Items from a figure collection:
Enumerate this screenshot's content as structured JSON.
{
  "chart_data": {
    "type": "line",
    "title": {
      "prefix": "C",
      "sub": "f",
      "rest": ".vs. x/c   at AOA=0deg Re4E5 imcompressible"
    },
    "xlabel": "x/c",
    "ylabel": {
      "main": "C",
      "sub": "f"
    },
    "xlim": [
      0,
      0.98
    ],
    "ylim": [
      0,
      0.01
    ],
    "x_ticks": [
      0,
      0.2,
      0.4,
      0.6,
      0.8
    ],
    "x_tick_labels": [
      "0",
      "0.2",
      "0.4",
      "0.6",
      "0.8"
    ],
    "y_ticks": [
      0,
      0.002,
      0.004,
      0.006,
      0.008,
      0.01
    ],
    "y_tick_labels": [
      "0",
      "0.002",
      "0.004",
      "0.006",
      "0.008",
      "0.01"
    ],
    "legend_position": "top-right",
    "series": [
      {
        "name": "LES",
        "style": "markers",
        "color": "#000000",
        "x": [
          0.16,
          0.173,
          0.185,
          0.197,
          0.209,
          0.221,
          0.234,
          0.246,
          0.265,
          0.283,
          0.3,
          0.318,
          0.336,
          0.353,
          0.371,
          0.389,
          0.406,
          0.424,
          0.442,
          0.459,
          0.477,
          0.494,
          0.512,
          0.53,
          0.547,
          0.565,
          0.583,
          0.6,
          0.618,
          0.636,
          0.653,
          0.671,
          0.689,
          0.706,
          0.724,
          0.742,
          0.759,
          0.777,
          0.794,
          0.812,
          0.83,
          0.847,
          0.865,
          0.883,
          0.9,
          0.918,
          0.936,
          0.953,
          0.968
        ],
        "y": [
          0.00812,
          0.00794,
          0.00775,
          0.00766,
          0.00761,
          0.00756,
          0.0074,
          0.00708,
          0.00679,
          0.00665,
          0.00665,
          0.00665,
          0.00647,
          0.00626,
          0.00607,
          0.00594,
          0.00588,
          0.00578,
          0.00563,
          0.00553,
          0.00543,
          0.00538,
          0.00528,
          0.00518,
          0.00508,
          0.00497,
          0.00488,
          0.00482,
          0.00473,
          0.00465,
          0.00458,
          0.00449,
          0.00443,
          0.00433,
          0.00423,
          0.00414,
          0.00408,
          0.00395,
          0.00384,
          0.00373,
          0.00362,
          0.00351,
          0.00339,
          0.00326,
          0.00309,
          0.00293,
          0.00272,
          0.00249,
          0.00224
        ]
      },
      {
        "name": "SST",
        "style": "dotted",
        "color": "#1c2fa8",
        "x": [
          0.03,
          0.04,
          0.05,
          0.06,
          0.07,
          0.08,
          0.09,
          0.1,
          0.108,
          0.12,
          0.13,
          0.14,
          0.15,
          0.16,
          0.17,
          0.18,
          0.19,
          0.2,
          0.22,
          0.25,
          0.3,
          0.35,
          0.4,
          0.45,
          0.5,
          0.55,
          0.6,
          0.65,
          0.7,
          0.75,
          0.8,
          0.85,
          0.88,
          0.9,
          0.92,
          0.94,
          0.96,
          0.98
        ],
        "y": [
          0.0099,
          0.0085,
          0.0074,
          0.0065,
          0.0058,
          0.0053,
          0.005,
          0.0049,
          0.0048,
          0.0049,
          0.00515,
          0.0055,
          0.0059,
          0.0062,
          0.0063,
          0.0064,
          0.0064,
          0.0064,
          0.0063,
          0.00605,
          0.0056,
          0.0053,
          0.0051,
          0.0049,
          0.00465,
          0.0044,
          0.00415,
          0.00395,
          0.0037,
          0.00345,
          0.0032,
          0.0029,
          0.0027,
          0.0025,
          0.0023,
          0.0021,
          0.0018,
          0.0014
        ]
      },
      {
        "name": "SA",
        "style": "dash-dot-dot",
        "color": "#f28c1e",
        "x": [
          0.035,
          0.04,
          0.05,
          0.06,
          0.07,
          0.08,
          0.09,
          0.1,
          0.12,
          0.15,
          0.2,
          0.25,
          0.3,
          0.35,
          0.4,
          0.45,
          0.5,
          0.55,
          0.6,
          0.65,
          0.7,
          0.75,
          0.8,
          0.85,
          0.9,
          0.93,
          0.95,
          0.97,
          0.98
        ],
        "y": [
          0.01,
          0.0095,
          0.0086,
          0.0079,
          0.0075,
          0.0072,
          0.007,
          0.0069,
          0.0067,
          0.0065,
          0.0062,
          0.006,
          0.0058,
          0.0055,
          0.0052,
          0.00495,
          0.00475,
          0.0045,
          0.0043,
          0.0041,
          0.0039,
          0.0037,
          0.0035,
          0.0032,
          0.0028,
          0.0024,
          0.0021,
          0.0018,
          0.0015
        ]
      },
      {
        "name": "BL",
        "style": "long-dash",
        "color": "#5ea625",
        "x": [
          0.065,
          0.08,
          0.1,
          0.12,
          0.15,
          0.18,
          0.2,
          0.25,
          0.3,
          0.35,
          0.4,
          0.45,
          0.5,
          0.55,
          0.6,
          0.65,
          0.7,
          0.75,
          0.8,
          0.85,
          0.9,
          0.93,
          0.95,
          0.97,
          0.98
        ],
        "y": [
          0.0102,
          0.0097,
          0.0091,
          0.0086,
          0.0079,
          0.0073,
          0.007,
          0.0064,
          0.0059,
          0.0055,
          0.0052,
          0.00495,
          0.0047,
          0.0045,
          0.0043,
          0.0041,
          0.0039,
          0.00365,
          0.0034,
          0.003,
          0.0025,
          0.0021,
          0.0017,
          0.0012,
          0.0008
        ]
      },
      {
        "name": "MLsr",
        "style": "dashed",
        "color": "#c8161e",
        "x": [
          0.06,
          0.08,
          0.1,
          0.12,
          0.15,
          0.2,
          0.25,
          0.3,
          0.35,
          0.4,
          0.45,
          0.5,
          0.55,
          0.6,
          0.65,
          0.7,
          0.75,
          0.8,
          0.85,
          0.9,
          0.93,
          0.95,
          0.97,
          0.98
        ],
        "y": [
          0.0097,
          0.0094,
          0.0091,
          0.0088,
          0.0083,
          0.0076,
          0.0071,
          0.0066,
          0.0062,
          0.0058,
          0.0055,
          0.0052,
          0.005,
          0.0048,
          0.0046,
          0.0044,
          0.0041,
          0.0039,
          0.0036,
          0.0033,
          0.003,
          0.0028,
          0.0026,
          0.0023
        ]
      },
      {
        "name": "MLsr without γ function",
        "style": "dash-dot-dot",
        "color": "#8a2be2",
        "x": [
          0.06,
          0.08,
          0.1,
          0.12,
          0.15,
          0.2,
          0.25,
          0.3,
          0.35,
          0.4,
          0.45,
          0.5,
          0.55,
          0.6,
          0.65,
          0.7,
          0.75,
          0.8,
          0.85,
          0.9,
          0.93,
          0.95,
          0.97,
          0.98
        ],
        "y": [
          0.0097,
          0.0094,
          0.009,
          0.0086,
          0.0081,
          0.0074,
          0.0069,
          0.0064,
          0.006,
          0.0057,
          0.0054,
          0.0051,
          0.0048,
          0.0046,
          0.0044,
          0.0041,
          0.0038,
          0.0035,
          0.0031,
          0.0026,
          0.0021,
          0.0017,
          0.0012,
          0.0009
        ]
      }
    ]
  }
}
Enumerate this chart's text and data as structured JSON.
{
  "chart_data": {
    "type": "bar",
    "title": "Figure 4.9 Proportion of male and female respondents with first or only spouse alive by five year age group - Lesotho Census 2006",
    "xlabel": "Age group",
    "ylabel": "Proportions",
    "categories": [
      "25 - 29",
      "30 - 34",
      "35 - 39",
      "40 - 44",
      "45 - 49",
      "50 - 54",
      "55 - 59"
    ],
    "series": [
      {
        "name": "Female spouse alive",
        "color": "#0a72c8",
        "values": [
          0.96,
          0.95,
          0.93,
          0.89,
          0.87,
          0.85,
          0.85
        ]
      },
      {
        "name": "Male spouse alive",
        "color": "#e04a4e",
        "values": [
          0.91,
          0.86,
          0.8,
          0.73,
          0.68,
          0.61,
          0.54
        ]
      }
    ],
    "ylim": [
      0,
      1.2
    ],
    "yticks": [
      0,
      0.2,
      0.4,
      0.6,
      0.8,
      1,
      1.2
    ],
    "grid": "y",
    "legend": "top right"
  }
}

● Directive
Collect each line containing the string "group".

● Answer below
    "title": "Figure 4.9 Proportion of male and female respondents with first or only spouse alive by five year age group - Lesotho Census 2006",
    "xlabel": "Age group",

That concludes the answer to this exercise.